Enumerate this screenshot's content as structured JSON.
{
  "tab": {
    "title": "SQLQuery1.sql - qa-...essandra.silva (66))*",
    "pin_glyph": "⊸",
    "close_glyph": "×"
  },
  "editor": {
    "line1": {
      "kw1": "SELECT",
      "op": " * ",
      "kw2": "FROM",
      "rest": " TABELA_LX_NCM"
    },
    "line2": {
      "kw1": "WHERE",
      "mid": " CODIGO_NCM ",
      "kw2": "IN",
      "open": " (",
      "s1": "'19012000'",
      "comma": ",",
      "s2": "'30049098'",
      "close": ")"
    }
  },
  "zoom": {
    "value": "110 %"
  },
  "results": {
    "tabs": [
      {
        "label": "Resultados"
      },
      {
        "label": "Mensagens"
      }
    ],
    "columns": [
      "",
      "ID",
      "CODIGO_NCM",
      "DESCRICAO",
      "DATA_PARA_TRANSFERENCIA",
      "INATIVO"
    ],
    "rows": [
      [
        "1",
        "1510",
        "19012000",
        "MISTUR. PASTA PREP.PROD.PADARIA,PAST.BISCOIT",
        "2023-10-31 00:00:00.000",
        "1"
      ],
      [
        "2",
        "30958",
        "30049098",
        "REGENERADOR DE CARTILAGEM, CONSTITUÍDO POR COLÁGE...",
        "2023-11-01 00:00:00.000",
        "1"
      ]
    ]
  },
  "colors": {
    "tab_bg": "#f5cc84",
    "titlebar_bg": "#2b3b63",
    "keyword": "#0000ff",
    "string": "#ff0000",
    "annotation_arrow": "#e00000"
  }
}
---
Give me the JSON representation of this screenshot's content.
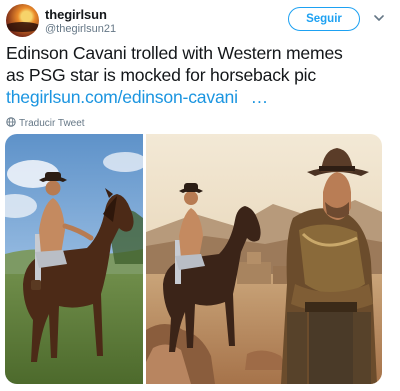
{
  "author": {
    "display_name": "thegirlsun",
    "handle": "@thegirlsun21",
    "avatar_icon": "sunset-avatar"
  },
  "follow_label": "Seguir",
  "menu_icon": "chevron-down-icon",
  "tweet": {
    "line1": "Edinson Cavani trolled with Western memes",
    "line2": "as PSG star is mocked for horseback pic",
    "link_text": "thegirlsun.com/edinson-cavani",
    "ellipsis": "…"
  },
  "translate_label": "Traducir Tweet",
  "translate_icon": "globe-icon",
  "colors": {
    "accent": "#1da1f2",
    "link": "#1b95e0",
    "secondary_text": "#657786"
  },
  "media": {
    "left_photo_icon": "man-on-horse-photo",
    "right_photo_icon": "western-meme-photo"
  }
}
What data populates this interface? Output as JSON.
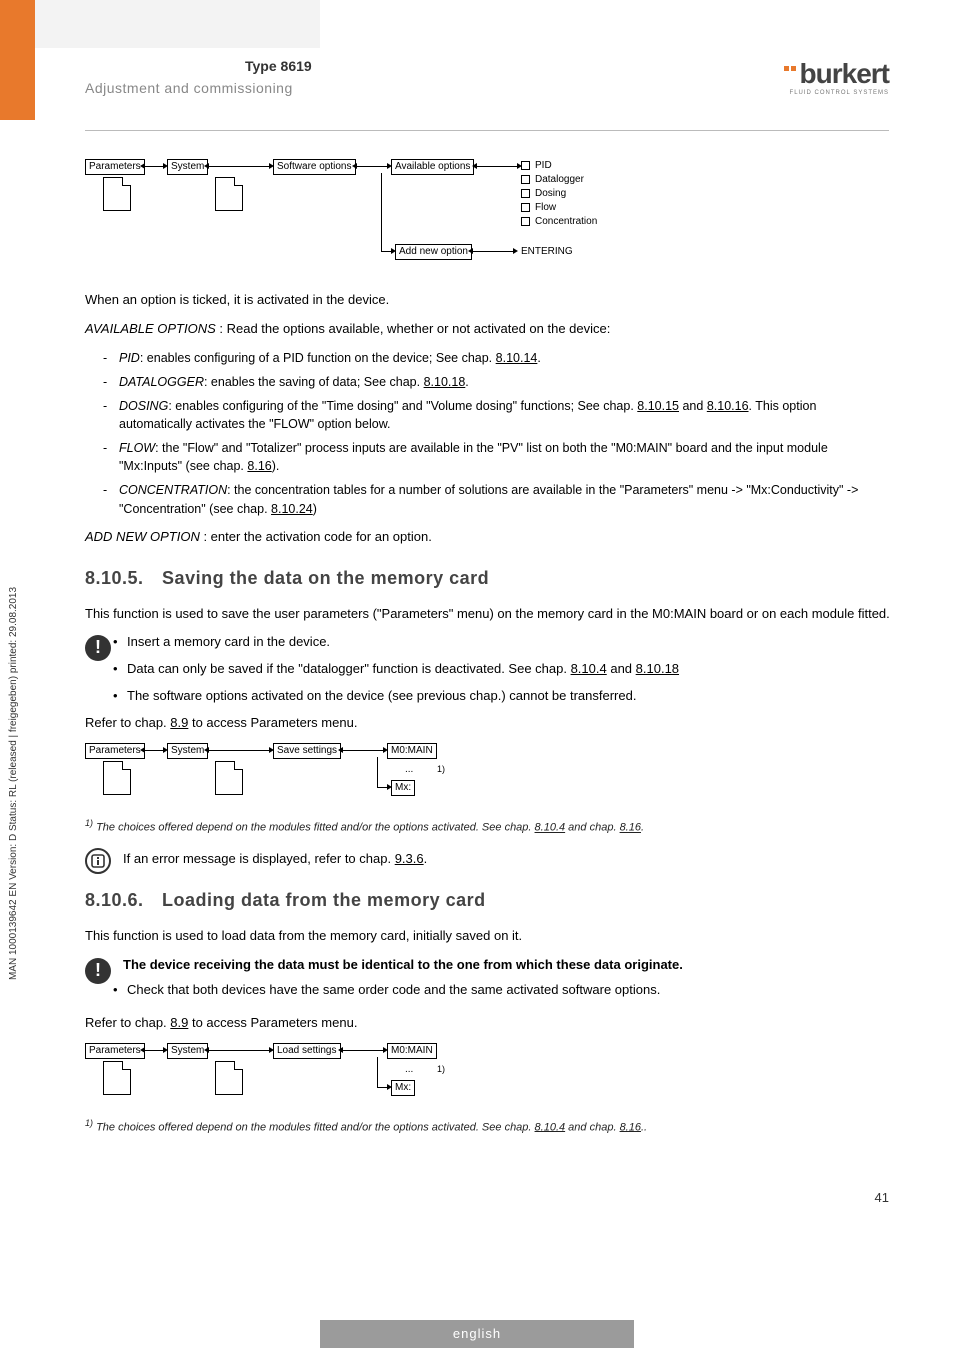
* * *
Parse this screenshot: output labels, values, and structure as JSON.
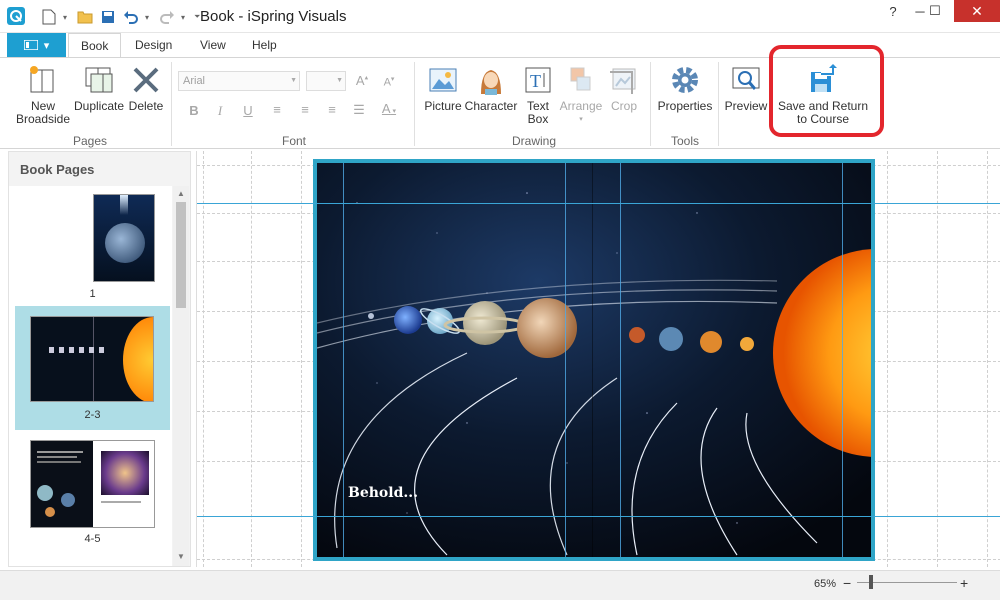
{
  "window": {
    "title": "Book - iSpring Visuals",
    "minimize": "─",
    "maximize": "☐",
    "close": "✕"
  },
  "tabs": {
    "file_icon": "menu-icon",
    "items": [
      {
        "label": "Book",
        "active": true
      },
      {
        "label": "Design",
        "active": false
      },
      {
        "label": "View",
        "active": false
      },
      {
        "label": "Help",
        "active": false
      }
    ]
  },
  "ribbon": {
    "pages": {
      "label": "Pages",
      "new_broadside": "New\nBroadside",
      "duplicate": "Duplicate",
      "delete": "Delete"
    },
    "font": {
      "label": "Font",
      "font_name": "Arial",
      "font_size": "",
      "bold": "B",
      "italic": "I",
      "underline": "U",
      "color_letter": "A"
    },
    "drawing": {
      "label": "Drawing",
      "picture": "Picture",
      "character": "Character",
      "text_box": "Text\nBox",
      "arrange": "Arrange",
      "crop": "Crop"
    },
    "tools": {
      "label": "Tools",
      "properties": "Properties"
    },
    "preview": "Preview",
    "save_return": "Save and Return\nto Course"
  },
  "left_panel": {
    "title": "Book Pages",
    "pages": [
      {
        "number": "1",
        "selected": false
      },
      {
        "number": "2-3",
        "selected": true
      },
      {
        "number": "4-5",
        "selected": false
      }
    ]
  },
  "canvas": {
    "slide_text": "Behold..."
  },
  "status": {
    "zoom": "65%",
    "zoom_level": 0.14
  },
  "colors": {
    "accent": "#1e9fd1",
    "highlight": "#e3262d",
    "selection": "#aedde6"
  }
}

» **Aim of the task**
Above are the records. Identify each line that contains the word "screenshot".

» **Right answer**
Enumerate this screenshot's content as structured JSON.
Give me the JSON representation of this screenshot's content.
Parse this screenshot: output labels, values, and structure as JSON.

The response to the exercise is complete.